** Start EXCERPTED DATA **

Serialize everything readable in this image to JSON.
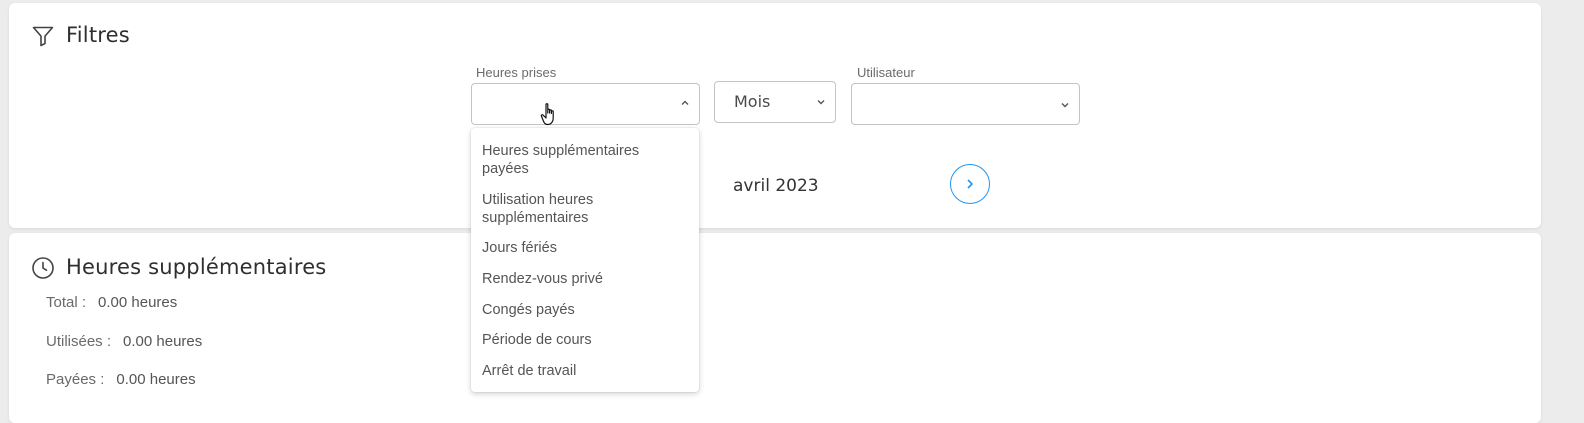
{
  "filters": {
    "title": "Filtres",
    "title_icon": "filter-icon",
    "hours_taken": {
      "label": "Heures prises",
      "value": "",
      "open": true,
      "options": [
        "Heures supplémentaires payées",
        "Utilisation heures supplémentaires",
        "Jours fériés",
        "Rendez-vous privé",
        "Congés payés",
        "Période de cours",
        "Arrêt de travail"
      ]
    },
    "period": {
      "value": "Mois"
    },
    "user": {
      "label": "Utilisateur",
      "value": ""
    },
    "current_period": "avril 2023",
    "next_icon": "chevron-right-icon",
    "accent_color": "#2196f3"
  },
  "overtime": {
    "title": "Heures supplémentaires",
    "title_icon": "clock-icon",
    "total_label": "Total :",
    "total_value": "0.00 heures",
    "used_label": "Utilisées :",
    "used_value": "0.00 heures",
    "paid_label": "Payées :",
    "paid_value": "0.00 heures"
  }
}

** End EXCERPTED DATA **
** Start EXCERPTED DATA **

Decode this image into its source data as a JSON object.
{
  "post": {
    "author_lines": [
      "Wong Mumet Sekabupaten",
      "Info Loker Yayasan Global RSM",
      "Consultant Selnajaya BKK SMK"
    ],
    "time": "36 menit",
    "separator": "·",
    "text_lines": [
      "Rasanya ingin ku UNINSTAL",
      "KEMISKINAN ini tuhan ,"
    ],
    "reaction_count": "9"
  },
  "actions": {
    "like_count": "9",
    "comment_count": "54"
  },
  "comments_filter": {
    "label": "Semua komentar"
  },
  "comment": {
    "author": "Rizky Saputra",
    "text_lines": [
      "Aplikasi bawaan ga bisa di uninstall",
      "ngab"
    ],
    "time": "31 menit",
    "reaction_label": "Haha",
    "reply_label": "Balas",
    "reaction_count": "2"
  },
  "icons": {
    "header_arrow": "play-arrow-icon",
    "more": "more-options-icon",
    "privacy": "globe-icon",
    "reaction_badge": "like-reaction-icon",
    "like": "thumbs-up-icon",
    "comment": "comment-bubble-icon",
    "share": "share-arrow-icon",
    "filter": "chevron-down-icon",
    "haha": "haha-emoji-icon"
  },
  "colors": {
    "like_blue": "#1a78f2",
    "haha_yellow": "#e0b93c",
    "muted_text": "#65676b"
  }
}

** End EXCERPTED DATA **

> REQUIREMENTS: Copy out each line of the records that holds the string "supplémentaires".

> TASK OUTPUT:
        "Heures supplémentaires payées",
        "Utilisation heures supplémentaires",
    "title": "Heures supplémentaires",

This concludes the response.